Given text:
Should Joe Biden Get Communion?

I don’t think it’s right to jump to “yes” immediately. I think it’s right to land there eventually, but I have serious concerns about jumping directly to “yes.”

Content Warning: Literally all of the content warnings.
Racism, sexism, sexual assault, homophobia, transphobia, rape, murder, child abuse… I think the only thing that’s not in here is suicide. They will be mentioned but not discussed in detail.

I’ve been (not really) following this story about the US Council of Catholic Bishops plotting to get US President Joe Biden excommunicated because he doesn’t think abortion should be illegal.

I saw that it’s a thing the bishops are considering, and I’ve heard a lot of hubbub about it. Mostly I’ve seen this tweet from Rev. Daniel Brereton, who I follow on Twitter and greatly appreciate.

Also this one.

Before I go any further, I need to emphasize: I agree with him. I very much agree with him. Open communion is a hill I will die on.

However.

There are a few things about this tweet that make me uncomfortable.

First, the nature of Joe Biden’s “sin”: Being “on our side.”

The bishops aren’t considering withholding communion because he’s being racist, homophobic, or xenophobic. It’s not because he wants to keep poor people poor, or cut taxes on the rich or corporations. It’s not that he’s a murderer, and child molester, or serial sexual assaulter or rapist; it’s not that he’s an unrepentant notorious liar, or any of the evils Donald Trump embodied so cartoonishly.

Extracted data entries
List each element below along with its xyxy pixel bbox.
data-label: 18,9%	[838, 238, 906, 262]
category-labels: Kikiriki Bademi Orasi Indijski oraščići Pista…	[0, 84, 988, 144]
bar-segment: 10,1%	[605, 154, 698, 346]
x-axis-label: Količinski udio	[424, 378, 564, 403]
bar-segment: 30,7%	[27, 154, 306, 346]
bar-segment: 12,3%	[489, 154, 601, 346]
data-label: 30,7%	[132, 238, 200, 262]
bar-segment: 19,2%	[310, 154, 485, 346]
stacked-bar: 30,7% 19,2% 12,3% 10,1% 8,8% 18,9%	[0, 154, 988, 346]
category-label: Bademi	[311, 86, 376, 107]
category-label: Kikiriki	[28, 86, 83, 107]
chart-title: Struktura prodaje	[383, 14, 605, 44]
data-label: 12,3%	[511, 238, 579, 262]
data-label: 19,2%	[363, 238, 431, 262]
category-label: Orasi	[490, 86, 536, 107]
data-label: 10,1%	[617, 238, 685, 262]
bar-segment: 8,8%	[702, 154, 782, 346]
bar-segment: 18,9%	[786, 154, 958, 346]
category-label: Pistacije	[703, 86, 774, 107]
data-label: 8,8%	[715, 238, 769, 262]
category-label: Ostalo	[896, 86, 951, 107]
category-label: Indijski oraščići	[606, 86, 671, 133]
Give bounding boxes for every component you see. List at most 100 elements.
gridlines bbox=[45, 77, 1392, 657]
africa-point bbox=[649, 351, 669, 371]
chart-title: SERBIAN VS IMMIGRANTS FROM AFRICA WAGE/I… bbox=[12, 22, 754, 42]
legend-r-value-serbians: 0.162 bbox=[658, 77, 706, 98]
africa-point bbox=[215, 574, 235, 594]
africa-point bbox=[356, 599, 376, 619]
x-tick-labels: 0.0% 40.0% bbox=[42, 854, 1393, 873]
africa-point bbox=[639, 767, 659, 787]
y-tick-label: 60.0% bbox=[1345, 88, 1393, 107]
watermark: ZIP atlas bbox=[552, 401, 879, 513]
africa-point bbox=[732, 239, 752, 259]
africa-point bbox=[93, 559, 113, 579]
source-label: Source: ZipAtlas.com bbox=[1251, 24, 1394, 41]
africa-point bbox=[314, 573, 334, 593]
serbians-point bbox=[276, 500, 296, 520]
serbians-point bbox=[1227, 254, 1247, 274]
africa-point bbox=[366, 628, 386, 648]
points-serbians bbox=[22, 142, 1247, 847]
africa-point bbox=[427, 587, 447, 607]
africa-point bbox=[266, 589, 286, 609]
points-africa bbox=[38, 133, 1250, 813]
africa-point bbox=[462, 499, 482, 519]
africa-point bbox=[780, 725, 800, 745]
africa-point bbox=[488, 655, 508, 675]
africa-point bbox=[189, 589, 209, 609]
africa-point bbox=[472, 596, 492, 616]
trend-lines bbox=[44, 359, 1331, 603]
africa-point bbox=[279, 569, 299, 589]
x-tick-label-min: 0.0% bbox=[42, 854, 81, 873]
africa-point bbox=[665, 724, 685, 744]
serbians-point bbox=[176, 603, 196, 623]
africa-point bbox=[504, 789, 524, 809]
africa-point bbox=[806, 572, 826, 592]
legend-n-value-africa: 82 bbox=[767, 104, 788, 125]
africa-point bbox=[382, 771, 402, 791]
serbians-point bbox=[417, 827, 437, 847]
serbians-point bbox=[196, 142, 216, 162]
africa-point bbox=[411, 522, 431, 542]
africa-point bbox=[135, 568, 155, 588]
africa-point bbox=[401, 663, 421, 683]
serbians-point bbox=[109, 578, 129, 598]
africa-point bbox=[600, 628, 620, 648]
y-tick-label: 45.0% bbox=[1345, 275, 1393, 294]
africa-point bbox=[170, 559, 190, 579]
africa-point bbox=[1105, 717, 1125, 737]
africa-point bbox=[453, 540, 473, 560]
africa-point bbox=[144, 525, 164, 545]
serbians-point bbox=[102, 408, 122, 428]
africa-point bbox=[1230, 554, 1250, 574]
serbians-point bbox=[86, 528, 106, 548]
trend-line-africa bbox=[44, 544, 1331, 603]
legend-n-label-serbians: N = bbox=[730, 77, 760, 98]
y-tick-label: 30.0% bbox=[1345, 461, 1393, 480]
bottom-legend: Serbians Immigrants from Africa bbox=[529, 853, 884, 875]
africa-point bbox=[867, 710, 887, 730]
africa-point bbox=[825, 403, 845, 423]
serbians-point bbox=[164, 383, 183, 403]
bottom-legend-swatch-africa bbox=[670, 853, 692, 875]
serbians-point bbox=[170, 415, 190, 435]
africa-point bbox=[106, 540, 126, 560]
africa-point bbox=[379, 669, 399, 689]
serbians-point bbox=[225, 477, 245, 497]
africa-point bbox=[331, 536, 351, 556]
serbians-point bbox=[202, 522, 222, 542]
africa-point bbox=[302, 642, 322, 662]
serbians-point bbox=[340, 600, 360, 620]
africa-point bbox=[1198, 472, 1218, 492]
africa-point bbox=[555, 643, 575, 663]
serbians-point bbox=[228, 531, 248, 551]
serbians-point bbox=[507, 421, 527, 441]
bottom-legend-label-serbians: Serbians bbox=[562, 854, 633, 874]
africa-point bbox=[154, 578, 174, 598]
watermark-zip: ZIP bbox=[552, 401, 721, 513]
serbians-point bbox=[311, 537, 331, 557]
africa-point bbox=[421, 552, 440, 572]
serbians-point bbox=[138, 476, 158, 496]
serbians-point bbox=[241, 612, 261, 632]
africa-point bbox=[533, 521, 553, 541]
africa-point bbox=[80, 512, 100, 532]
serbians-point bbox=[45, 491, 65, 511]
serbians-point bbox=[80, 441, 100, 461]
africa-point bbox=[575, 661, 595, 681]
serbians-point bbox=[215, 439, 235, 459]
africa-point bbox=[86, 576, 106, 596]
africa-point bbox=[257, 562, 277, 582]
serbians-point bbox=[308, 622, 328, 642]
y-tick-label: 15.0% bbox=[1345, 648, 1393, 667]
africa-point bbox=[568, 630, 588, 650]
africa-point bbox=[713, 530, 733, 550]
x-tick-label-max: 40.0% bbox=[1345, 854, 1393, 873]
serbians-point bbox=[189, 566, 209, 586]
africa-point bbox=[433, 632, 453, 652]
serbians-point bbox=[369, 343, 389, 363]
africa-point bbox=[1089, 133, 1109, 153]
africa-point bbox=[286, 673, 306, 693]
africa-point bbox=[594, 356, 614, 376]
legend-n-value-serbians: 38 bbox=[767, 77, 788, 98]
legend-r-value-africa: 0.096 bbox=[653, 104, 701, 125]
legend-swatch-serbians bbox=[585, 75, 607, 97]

Given exercise: According to the post on whether Joe Biden should receive communion, why are the US bishops considering keeping communion from him? Answer in one to three sentences. Use only the post itself, without outside information.

Finished task: The bishops are considering it because Biden does not think abortion should be illegal. The post stresses that the reason is not racism, homophobia, xenophobia, keeping poor people poor, or any of the other evils it lists.